Stored data entries

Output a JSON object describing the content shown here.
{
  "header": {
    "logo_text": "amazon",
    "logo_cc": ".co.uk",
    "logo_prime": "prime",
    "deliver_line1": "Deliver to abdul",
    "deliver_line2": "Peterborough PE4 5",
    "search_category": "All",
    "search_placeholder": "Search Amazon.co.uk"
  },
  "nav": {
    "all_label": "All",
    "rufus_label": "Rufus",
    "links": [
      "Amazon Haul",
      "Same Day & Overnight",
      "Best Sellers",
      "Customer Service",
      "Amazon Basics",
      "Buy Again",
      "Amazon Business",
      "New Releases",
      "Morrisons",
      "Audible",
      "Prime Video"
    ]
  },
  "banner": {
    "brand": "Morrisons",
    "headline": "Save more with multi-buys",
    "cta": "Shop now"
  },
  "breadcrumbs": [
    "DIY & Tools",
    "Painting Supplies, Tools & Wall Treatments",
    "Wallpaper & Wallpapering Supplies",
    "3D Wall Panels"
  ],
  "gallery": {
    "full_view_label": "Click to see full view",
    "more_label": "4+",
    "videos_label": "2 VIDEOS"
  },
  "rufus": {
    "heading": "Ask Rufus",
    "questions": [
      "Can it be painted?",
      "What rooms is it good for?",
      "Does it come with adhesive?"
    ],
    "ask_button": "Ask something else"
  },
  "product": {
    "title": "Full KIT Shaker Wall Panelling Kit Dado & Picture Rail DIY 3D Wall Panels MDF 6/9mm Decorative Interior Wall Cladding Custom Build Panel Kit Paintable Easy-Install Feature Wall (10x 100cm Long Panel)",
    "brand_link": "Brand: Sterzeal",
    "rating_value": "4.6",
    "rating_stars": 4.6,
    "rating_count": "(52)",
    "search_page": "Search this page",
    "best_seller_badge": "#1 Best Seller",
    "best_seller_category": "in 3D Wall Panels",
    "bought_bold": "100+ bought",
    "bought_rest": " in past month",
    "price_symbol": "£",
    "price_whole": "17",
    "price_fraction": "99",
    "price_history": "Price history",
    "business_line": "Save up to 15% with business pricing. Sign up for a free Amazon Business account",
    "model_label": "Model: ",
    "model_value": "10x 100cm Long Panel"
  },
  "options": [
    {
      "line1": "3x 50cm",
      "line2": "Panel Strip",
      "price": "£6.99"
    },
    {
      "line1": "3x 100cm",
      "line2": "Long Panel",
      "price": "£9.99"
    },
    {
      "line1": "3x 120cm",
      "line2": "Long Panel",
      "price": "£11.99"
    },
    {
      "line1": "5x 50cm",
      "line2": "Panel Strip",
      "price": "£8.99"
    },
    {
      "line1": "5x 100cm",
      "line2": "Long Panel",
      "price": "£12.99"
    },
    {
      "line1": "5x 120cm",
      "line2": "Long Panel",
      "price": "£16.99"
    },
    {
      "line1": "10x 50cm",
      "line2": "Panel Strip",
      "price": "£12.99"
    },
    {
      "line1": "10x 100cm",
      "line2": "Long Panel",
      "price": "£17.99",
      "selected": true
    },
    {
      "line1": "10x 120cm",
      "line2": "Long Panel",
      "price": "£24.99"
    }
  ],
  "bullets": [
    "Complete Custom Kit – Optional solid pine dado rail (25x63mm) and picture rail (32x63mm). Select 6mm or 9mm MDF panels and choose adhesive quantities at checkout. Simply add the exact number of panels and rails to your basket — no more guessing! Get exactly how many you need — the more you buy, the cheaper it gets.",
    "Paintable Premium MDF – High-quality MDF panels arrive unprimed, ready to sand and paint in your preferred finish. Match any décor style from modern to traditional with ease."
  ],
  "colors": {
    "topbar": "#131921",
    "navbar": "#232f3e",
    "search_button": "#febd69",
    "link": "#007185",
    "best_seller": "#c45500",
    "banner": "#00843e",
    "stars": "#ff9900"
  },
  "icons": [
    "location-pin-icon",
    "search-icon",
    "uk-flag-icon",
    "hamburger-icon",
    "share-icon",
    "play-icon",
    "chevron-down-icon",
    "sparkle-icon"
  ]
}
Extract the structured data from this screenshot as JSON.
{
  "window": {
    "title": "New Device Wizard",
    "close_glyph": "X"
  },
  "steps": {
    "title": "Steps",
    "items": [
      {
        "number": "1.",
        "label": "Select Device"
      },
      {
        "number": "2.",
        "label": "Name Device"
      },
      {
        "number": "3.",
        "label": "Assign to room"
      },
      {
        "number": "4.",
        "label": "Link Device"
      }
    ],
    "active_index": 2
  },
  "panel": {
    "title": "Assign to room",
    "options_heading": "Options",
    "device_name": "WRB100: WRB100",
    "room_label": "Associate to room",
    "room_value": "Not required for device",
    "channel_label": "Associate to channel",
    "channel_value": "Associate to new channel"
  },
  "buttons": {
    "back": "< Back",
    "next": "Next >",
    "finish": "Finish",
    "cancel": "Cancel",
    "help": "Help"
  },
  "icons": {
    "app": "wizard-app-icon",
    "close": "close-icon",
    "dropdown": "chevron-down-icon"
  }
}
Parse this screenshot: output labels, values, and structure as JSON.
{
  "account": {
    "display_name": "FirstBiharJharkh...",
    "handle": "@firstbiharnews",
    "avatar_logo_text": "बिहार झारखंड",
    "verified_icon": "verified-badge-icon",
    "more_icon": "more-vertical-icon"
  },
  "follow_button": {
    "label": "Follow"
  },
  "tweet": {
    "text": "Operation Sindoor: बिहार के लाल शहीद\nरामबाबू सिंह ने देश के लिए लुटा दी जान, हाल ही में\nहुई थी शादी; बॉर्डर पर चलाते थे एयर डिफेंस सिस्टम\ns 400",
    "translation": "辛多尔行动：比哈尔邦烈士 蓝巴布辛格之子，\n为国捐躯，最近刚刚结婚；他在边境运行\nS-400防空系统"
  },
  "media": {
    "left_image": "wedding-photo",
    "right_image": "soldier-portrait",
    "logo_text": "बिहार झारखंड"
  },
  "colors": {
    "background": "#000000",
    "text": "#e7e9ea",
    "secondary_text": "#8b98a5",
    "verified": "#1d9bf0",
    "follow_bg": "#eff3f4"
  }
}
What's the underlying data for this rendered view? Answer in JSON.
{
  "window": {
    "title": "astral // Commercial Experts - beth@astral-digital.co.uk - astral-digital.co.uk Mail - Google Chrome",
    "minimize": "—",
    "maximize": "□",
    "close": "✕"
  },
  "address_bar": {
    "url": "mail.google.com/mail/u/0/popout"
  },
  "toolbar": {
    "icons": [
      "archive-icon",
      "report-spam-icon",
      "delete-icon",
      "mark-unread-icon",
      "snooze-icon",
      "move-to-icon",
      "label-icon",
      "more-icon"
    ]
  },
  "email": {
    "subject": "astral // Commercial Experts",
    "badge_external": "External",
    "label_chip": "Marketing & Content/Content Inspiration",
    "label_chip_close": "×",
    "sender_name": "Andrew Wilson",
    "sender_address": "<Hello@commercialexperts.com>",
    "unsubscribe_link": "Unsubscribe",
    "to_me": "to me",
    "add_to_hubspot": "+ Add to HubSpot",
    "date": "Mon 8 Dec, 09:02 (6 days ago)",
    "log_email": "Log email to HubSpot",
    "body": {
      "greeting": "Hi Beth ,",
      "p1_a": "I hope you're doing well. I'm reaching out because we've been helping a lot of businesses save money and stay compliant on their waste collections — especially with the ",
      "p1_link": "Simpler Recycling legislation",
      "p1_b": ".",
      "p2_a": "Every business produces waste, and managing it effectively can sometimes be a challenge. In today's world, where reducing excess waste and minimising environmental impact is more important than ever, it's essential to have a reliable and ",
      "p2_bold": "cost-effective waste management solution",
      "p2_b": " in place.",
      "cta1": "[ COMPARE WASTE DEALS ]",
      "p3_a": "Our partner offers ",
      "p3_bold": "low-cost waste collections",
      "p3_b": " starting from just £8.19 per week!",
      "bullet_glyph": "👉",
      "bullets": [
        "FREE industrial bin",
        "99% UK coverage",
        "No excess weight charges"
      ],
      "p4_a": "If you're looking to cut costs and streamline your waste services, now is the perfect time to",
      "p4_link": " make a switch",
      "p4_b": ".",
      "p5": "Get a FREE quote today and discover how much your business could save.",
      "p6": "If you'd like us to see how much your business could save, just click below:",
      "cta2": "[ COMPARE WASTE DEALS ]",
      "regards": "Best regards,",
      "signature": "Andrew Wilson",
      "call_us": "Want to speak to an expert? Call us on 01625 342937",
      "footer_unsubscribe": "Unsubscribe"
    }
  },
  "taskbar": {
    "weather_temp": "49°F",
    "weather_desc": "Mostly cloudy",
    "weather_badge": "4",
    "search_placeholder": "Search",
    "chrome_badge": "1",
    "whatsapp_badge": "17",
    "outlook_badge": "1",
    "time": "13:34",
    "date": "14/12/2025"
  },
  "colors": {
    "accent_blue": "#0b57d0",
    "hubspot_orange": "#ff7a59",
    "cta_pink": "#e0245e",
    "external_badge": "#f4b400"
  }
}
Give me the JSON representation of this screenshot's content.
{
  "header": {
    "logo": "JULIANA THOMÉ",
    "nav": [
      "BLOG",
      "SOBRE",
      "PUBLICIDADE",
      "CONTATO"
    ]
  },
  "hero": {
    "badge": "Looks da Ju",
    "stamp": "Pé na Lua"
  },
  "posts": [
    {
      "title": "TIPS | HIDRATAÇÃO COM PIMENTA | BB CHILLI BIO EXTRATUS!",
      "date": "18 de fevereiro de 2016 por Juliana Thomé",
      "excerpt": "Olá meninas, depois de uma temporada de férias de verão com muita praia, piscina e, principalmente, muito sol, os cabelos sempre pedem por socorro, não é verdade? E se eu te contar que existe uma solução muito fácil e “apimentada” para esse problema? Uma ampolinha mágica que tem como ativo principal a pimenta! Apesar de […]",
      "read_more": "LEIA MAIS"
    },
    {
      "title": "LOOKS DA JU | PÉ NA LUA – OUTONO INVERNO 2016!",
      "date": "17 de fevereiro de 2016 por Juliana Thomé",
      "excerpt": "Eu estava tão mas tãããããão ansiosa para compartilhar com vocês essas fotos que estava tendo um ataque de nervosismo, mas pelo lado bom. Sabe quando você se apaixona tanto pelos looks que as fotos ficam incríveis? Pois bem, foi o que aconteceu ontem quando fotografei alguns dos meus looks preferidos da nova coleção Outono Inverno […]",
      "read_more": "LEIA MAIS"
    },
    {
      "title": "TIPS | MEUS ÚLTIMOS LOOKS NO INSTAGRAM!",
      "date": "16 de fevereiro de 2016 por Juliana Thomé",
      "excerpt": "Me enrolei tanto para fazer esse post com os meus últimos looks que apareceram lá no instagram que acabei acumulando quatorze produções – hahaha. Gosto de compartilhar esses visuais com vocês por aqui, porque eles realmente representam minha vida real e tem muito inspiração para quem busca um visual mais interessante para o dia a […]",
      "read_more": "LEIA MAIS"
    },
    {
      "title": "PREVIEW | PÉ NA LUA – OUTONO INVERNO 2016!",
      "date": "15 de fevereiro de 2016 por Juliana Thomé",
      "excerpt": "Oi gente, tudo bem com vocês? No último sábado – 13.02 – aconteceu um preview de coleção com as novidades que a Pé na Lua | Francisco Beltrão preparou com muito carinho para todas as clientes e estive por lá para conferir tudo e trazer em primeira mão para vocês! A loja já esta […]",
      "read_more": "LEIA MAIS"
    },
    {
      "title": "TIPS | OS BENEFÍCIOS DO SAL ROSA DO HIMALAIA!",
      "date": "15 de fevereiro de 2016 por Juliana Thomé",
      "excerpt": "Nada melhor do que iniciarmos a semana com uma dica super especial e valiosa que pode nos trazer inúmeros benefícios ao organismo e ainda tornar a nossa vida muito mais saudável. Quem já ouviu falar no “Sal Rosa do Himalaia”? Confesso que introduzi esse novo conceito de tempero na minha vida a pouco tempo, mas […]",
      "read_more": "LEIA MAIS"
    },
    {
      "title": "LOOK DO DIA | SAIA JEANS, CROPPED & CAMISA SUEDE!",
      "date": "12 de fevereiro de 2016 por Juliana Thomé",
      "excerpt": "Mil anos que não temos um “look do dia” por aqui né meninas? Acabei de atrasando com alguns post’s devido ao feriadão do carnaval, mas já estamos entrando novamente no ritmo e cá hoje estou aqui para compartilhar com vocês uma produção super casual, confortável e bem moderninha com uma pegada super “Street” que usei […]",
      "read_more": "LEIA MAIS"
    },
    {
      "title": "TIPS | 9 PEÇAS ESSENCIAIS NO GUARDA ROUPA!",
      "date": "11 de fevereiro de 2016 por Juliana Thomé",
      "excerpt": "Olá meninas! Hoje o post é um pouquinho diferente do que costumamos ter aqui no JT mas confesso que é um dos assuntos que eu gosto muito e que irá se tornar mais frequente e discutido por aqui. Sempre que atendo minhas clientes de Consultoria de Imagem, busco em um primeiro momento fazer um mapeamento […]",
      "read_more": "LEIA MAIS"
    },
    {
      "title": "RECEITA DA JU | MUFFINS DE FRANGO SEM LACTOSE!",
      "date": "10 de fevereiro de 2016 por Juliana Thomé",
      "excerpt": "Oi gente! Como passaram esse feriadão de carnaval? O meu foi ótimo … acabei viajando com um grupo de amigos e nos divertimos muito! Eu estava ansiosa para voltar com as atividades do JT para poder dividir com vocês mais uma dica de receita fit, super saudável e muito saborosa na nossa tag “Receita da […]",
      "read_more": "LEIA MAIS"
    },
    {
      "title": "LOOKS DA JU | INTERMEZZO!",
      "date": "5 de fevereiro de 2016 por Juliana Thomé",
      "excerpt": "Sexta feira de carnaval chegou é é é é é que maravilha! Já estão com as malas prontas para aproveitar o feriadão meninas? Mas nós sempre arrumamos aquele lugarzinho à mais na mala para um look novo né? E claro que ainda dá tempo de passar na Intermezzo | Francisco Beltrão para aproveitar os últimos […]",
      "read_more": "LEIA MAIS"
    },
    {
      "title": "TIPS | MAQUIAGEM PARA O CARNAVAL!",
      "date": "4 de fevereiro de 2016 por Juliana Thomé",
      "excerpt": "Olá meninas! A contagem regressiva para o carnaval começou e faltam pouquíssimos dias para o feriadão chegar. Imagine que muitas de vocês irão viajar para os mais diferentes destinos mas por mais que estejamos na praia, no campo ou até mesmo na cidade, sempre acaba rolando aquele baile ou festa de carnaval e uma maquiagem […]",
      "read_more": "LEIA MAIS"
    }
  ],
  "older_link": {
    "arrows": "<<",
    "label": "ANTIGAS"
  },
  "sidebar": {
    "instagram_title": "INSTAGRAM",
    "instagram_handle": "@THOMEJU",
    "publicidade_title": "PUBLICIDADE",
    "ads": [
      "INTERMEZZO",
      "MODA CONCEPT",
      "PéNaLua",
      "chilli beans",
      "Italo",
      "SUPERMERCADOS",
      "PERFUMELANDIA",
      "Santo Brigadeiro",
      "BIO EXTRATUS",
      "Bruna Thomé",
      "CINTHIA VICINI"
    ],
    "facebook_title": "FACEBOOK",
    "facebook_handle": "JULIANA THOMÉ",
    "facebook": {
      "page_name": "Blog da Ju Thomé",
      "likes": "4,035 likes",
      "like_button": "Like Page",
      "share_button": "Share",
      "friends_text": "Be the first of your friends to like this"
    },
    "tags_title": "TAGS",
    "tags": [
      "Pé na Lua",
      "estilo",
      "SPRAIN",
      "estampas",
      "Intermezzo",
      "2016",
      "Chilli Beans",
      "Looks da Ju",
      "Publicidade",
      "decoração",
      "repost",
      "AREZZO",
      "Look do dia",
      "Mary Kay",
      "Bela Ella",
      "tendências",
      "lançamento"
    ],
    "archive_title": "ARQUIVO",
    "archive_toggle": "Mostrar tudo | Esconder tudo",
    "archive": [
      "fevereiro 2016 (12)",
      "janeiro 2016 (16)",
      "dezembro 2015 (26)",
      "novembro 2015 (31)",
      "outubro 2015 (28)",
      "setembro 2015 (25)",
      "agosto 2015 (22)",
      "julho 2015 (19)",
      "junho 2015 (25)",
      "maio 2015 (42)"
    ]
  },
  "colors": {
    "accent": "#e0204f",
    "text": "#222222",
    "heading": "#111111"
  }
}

> [Short problem]:
Search the data for the word "excess" and copy each line where it appears.

> [The output]:
      "p2_a": "Every business produces waste, and managing it effectively can sometimes be a challenge. In today's world, where reducing excess waste and minimising environmental impact is more important than ever, it's essential to have a reliable and ",
        "No excess weight charges"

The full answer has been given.